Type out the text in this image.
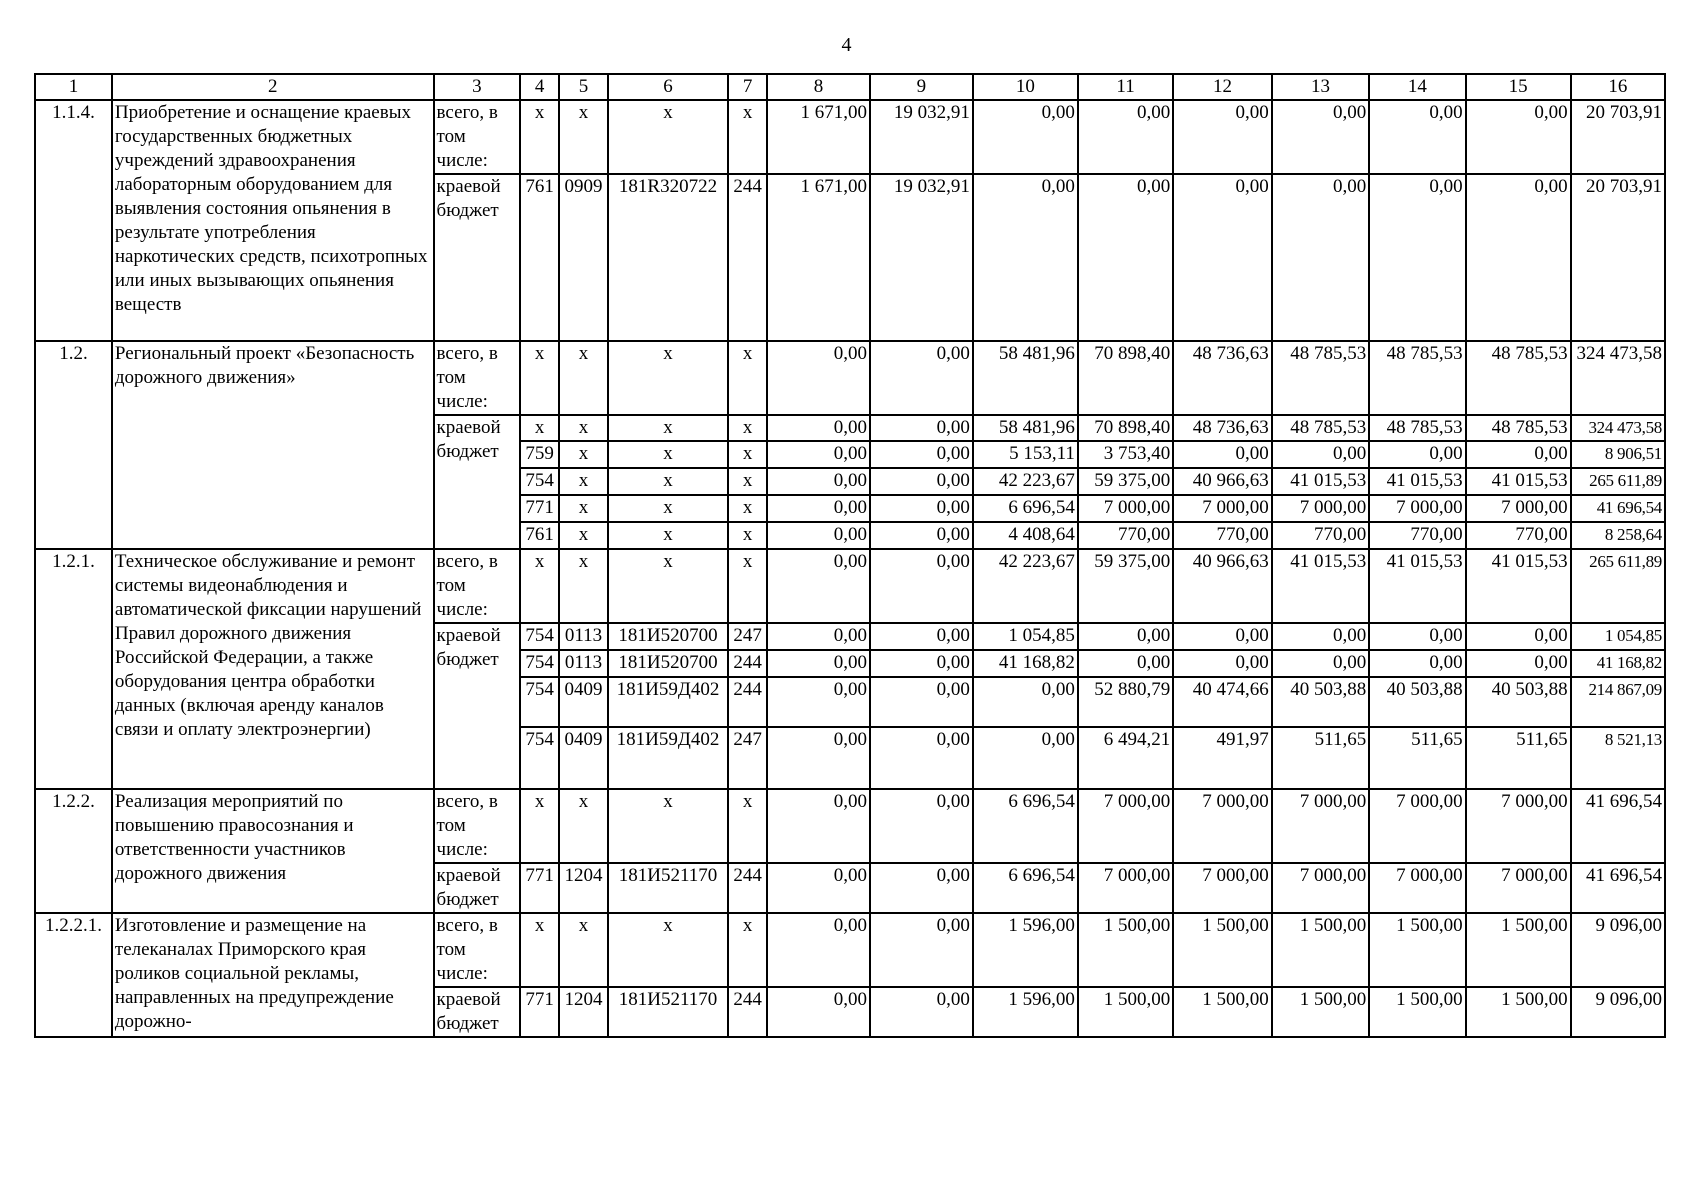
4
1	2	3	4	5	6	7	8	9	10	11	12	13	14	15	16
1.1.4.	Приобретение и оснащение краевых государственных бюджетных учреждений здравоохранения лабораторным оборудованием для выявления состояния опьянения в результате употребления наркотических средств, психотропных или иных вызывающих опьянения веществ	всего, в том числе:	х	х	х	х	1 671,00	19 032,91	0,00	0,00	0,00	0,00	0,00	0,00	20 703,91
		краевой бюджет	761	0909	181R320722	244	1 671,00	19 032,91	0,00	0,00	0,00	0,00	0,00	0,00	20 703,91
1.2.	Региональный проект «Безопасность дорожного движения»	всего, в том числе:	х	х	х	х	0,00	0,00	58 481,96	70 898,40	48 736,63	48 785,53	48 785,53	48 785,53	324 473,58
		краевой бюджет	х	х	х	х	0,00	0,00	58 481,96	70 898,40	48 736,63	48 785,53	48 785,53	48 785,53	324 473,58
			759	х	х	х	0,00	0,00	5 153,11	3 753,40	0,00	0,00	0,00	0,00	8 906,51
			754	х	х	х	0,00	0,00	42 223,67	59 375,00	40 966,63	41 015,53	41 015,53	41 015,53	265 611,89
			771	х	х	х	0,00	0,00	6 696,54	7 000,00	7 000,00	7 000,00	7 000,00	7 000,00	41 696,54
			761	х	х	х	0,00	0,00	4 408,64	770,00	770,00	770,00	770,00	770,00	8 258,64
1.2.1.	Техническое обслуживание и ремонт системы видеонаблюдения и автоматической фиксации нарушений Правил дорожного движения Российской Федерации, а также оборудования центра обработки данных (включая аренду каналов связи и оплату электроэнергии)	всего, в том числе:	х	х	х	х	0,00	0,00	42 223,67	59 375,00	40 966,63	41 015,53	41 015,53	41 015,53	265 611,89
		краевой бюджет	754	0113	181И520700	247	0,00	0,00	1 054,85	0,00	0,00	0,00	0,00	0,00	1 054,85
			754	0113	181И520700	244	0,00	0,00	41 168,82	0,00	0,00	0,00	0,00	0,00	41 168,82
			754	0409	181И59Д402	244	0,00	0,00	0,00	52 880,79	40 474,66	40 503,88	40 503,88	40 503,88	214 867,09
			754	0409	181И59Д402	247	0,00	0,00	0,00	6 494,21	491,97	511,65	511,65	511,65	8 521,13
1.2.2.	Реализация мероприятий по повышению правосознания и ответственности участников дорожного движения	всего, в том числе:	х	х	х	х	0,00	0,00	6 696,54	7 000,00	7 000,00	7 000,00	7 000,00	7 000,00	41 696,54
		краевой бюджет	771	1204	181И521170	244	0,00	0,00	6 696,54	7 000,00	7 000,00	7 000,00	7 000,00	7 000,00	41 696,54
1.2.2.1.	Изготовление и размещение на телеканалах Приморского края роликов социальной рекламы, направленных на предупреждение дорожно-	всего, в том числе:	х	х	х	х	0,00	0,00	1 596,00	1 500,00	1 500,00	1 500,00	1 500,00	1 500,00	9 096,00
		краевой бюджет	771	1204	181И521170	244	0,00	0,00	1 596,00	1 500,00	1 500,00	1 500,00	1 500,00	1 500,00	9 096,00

(Requirements) Search the entries for the string "краевой" and collect each line that has it.

(Finished answer)
		краевой бюджет	761	0909	181R320722	244	1 671,00	19 032,91	0,00	0,00	0,00	0,00	0,00	0,00	20 703,91
		краевой бюджет	х	х	х	х	0,00	0,00	58 481,96	70 898,40	48 736,63	48 785,53	48 785,53	48 785,53	324 473,58
		краевой бюджет	754	0113	181И520700	247	0,00	0,00	1 054,85	0,00	0,00	0,00	0,00	0,00	1 054,85
		краевой бюджет	771	1204	181И521170	244	0,00	0,00	6 696,54	7 000,00	7 000,00	7 000,00	7 000,00	7 000,00	41 696,54
		краевой бюджет	771	1204	181И521170	244	0,00	0,00	1 596,00	1 500,00	1 500,00	1 500,00	1 500,00	1 500,00	9 096,00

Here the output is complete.